### Work instructions
Scan the data beneath this task and copy each line that includes "Existing".

-------- Input records --------

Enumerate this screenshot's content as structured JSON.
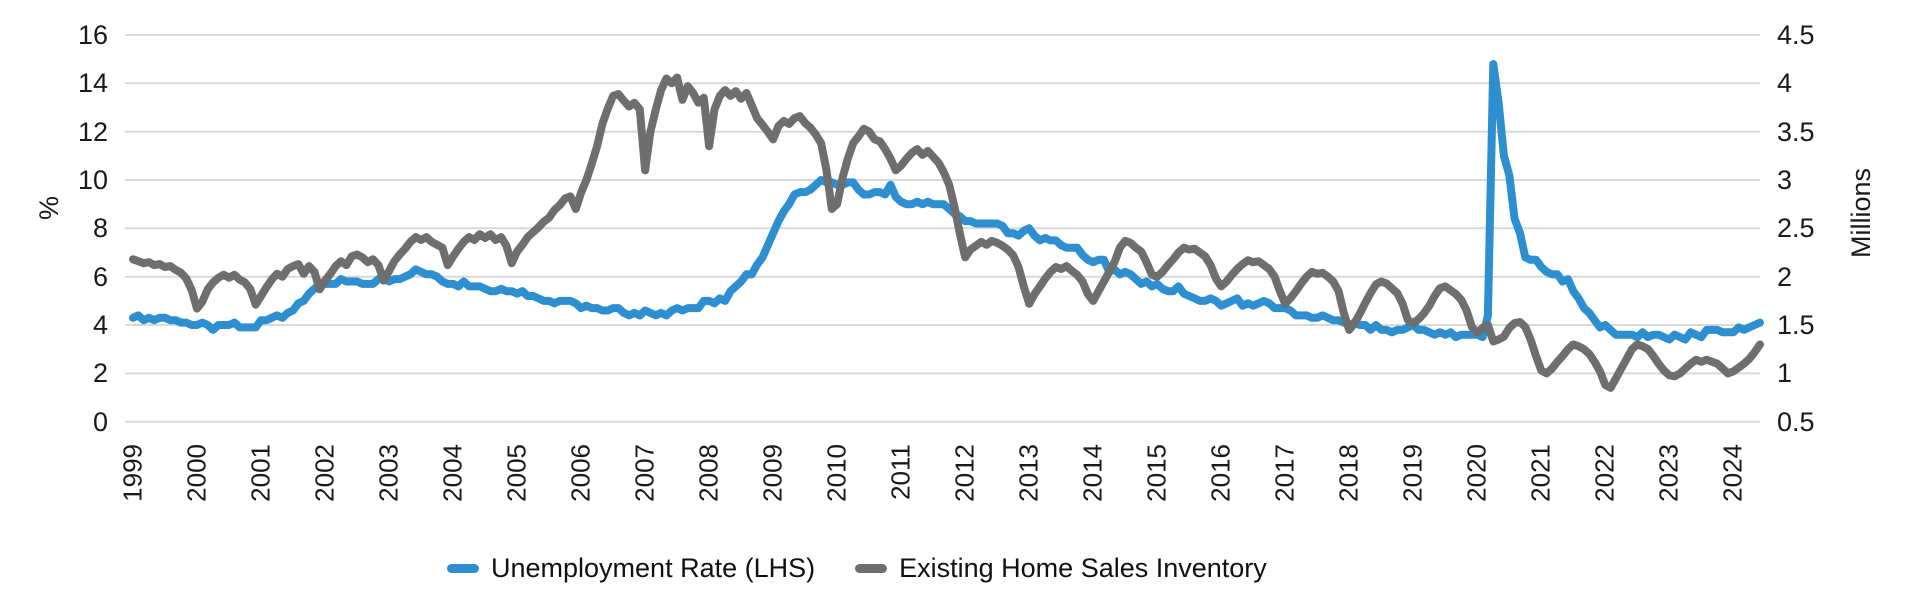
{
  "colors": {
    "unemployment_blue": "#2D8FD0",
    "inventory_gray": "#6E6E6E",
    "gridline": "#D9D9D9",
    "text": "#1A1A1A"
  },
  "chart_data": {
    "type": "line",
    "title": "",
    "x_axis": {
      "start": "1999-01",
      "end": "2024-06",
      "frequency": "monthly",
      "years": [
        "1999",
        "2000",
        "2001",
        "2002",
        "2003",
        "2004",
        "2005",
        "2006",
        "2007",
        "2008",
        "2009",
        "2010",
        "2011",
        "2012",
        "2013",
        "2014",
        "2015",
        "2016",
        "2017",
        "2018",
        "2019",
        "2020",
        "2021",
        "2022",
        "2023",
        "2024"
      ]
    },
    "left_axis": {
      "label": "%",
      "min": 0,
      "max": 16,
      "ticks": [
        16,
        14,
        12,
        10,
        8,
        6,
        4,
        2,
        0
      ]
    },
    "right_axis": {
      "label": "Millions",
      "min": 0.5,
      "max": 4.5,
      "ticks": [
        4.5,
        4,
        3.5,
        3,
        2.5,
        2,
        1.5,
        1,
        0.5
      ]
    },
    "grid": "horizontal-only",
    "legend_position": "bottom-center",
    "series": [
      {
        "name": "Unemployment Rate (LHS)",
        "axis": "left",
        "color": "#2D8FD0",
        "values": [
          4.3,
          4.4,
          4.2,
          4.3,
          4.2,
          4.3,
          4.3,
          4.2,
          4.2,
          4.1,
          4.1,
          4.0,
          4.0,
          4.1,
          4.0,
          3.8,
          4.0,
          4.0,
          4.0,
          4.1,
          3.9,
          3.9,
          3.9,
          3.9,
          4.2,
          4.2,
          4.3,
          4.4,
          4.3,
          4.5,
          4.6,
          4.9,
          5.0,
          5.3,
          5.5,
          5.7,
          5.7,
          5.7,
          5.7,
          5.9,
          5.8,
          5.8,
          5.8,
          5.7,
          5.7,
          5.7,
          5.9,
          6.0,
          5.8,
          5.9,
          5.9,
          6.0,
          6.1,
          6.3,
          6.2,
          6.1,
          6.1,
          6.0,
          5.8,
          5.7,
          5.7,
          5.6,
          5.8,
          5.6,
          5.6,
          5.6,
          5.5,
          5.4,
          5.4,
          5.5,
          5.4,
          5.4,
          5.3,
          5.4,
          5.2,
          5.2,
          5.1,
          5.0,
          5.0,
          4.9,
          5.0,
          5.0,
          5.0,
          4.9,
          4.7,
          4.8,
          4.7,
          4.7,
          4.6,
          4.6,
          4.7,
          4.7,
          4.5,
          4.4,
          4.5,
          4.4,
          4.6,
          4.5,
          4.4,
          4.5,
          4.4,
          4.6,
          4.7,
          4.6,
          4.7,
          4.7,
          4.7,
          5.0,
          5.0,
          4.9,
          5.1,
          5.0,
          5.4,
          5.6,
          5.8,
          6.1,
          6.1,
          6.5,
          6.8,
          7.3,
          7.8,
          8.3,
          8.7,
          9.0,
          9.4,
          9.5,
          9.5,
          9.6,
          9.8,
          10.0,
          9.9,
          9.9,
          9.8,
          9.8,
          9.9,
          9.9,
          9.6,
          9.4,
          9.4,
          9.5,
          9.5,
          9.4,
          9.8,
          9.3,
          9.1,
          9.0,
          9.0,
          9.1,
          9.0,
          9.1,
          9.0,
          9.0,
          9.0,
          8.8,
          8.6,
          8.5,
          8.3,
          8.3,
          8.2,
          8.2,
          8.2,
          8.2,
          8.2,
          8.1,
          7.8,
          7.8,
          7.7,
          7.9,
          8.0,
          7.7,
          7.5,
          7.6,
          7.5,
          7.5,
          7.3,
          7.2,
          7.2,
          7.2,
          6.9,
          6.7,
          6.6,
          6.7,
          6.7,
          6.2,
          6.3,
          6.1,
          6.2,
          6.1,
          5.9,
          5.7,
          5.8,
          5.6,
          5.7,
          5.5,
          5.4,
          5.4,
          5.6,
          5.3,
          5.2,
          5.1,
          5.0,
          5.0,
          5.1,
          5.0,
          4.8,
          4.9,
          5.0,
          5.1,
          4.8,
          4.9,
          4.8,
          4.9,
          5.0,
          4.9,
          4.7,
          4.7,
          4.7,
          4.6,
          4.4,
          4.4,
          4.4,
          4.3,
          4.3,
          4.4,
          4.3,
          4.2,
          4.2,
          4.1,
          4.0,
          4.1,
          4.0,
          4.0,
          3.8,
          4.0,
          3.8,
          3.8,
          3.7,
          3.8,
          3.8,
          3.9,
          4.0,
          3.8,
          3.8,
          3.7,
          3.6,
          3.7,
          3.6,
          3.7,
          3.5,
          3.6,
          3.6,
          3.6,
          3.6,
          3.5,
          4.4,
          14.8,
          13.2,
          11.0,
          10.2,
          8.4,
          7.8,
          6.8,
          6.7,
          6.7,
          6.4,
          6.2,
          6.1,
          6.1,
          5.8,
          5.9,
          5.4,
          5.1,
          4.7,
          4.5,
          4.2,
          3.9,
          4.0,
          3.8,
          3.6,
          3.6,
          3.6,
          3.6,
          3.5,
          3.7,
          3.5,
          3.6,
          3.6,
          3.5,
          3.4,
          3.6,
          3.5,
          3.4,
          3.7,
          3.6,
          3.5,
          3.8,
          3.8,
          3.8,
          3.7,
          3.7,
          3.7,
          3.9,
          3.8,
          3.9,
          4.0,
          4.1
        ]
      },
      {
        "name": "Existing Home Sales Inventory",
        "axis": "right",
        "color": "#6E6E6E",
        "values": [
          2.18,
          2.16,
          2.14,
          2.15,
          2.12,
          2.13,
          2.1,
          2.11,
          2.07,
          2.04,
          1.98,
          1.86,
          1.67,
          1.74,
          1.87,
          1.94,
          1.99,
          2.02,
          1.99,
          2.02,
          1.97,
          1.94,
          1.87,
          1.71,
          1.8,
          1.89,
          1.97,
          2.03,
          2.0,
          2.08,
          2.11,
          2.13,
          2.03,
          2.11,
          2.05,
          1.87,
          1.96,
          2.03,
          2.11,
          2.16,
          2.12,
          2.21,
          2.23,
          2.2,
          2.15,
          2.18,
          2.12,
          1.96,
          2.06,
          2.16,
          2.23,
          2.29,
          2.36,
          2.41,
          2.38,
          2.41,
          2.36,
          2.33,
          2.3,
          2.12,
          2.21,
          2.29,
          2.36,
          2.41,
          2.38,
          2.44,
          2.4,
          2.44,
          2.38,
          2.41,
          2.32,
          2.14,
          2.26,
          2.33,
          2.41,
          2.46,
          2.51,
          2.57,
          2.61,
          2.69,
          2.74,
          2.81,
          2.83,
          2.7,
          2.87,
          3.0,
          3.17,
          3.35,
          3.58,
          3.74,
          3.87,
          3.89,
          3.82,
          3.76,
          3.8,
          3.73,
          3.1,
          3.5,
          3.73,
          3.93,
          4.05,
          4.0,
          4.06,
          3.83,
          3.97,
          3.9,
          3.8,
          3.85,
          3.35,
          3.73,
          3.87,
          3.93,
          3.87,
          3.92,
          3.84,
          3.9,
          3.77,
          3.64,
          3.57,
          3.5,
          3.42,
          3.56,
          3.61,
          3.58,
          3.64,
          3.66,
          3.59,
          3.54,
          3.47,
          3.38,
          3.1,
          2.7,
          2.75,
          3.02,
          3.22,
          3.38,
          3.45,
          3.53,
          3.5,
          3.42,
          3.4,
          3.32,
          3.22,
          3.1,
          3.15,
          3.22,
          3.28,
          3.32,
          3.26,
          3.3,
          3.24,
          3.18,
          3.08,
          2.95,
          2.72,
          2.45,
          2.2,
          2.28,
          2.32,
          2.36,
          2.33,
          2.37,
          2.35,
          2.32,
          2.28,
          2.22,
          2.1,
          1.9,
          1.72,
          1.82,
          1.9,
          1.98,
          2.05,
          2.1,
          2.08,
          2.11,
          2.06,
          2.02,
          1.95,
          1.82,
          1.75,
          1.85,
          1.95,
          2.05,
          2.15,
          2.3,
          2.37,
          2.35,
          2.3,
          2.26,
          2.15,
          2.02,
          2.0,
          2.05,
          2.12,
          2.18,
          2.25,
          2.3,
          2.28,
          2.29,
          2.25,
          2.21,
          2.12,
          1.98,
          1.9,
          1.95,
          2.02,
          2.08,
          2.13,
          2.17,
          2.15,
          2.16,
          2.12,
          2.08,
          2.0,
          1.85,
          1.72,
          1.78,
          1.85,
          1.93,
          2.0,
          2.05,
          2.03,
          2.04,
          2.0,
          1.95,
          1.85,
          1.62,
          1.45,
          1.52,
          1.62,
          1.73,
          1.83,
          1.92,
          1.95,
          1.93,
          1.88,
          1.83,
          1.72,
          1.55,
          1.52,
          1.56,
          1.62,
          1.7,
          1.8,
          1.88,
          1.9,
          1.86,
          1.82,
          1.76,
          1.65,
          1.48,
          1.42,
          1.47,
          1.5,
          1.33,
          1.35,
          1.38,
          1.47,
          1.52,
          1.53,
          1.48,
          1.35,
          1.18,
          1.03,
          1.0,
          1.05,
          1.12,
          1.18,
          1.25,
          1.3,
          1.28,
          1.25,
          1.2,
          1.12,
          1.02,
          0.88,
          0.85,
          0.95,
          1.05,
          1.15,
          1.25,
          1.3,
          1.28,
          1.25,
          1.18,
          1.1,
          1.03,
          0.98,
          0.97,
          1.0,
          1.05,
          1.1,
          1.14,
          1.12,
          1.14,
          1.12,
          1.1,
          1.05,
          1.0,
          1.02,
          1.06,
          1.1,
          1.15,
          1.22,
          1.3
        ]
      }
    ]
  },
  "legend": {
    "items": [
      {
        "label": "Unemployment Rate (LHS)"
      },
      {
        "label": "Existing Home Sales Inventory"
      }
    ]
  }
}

--------

### Exercise response
        "name": "Existing Home Sales Inventory",
        "label": "Existing Home Sales Inventory"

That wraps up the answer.